**SHORT PROBLEM:**
Your task is to quote the material that follows, in full and exactly.

------ RECORD SET ------

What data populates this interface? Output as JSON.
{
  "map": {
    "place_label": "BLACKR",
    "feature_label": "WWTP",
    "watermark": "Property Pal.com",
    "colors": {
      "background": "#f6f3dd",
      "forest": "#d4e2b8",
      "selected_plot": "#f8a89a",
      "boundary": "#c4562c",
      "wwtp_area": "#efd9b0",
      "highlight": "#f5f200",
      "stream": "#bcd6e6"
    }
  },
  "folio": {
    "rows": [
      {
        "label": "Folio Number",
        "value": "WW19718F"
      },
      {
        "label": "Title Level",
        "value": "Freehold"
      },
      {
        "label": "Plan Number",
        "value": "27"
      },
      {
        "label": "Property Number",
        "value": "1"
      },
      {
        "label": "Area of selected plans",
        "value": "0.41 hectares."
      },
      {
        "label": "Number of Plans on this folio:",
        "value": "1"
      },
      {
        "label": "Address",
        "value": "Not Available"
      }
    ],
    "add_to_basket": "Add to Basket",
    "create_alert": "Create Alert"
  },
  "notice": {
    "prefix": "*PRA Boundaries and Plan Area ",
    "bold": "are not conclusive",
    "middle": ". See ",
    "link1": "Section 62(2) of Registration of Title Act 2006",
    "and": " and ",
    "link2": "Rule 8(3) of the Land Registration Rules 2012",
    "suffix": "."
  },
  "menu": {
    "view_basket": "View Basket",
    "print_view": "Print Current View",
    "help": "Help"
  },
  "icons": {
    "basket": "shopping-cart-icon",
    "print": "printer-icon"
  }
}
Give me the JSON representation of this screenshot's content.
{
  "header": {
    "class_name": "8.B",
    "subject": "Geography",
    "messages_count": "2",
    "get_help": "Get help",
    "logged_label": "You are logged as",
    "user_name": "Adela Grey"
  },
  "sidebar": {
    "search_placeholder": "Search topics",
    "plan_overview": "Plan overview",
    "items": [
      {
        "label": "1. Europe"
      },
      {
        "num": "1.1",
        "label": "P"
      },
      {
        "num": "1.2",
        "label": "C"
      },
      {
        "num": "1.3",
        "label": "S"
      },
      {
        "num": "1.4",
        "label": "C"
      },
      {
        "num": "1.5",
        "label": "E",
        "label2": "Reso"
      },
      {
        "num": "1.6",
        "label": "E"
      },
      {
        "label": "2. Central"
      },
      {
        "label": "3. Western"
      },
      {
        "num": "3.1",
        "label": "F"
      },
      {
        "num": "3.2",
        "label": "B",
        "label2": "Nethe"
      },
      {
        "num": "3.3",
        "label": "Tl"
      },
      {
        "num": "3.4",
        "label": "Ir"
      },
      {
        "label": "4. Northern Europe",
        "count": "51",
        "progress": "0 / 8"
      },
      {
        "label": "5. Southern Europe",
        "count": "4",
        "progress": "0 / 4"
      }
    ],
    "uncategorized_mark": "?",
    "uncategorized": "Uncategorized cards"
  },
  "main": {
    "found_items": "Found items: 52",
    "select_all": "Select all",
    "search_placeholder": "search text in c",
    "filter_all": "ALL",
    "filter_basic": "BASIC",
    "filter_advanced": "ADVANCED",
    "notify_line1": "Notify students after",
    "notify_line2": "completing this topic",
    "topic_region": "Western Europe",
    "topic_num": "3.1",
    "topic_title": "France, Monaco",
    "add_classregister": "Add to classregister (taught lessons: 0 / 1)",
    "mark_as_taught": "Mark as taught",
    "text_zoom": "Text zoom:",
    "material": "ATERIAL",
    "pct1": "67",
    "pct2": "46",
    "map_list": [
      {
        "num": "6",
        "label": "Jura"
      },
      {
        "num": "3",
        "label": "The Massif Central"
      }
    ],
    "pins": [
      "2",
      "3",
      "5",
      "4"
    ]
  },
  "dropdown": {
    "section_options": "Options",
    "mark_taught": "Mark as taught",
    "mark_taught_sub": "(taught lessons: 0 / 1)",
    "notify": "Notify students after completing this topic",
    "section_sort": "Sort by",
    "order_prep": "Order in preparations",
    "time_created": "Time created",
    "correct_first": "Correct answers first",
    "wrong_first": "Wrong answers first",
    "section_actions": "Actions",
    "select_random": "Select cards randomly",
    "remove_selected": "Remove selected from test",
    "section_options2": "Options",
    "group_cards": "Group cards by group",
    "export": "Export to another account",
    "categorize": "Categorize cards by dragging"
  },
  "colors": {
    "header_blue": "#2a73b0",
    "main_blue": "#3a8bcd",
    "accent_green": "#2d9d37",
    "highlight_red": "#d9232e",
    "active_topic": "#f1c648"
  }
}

------

**TASK OUTPUT:**
What data populates this interface? Output as JSON.
{
  "map": {
    "place_label": "BLACKR",
    "feature_label": "WWTP",
    "watermark": "Property Pal.com",
    "colors": {
      "background": "#f6f3dd",
      "forest": "#d4e2b8",
      "selected_plot": "#f8a89a",
      "boundary": "#c4562c",
      "wwtp_area": "#efd9b0",
      "highlight": "#f5f200",
      "stream": "#bcd6e6"
    }
  },
  "folio": {
    "rows": [
      {
        "label": "Folio Number",
        "value": "WW19718F"
      },
      {
        "label": "Title Level",
        "value": "Freehold"
      },
      {
        "label": "Plan Number",
        "value": "27"
      },
      {
        "label": "Property Number",
        "value": "1"
      },
      {
        "label": "Area of selected plans",
        "value": "0.41 hectares."
      },
      {
        "label": "Number of Plans on this folio:",
        "value": "1"
      },
      {
        "label": "Address",
        "value": "Not Available"
      }
    ],
    "add_to_basket": "Add to Basket",
    "create_alert": "Create Alert"
  },
  "notice": {
    "prefix": "*PRA Boundaries and Plan Area ",
    "bold": "are not conclusive",
    "middle": ". See ",
    "link1": "Section 62(2) of Registration of Title Act 2006",
    "and": " and ",
    "link2": "Rule 8(3) of the Land Registration Rules 2012",
    "suffix": "."
  },
  "menu": {
    "view_basket": "View Basket",
    "print_view": "Print Current View",
    "help": "Help"
  },
  "icons": {
    "basket": "shopping-cart-icon",
    "print": "printer-icon"
  }
}
Give me the JSON representation of this screenshot's content.
{
  "header": {
    "class_name": "8.B",
    "subject": "Geography",
    "messages_count": "2",
    "get_help": "Get help",
    "logged_label": "You are logged as",
    "user_name": "Adela Grey"
  },
  "sidebar": {
    "search_placeholder": "Search topics",
    "plan_overview": "Plan overview",
    "items": [
      {
        "label": "1. Europe"
      },
      {
        "num": "1.1",
        "label": "P"
      },
      {
        "num": "1.2",
        "label": "C"
      },
      {
        "num": "1.3",
        "label": "S"
      },
      {
        "num": "1.4",
        "label": "C"
      },
      {
        "num": "1.5",
        "label": "E",
        "label2": "Reso"
      },
      {
        "num": "1.6",
        "label": "E"
      },
      {
        "label": "2. Central"
      },
      {
        "label": "3. Western"
      },
      {
        "num": "3.1",
        "label": "F"
      },
      {
        "num": "3.2",
        "label": "B",
        "label2": "Nethe"
      },
      {
        "num": "3.3",
        "label": "Tl"
      },
      {
        "num": "3.4",
        "label": "Ir"
      },
      {
        "label": "4. Northern Europe",
        "count": "51",
        "progress": "0 / 8"
      },
      {
        "label": "5. Southern Europe",
        "count": "4",
        "progress": "0 / 4"
      }
    ],
    "uncategorized_mark": "?",
    "uncategorized": "Uncategorized cards"
  },
  "main": {
    "found_items": "Found items: 52",
    "select_all": "Select all",
    "search_placeholder": "search text in c",
    "filter_all": "ALL",
    "filter_basic": "BASIC",
    "filter_advanced": "ADVANCED",
    "notify_line1": "Notify students after",
    "notify_line2": "completing this topic",
    "topic_region": "Western Europe",
    "topic_num": "3.1",
    "topic_title": "France, Monaco",
    "add_classregister": "Add to classregister (taught lessons: 0 / 1)",
    "mark_as_taught": "Mark as taught",
    "text_zoom": "Text zoom:",
    "material": "ATERIAL",
    "pct1": "67",
    "pct2": "46",
    "map_list": [
      {
        "num": "6",
        "label": "Jura"
      },
      {
        "num": "3",
        "label": "The Massif Central"
      }
    ],
    "pins": [
      "2",
      "3",
      "5",
      "4"
    ]
  },
  "dropdown": {
    "section_options": "Options",
    "mark_taught": "Mark as taught",
    "mark_taught_sub": "(taught lessons: 0 / 1)",
    "notify": "Notify students after completing this topic",
    "section_sort": "Sort by",
    "order_prep": "Order in preparations",
    "time_created": "Time created",
    "correct_first": "Correct answers first",
    "wrong_first": "Wrong answers first",
    "section_actions": "Actions",
    "select_random": "Select cards randomly",
    "remove_selected": "Remove selected from test",
    "section_options2": "Options",
    "group_cards": "Group cards by group",
    "export": "Export to another account",
    "categorize": "Categorize cards by dragging"
  },
  "colors": {
    "header_blue": "#2a73b0",
    "main_blue": "#3a8bcd",
    "accent_green": "#2d9d37",
    "highlight_red": "#d9232e",
    "active_topic": "#f1c648"
  }
}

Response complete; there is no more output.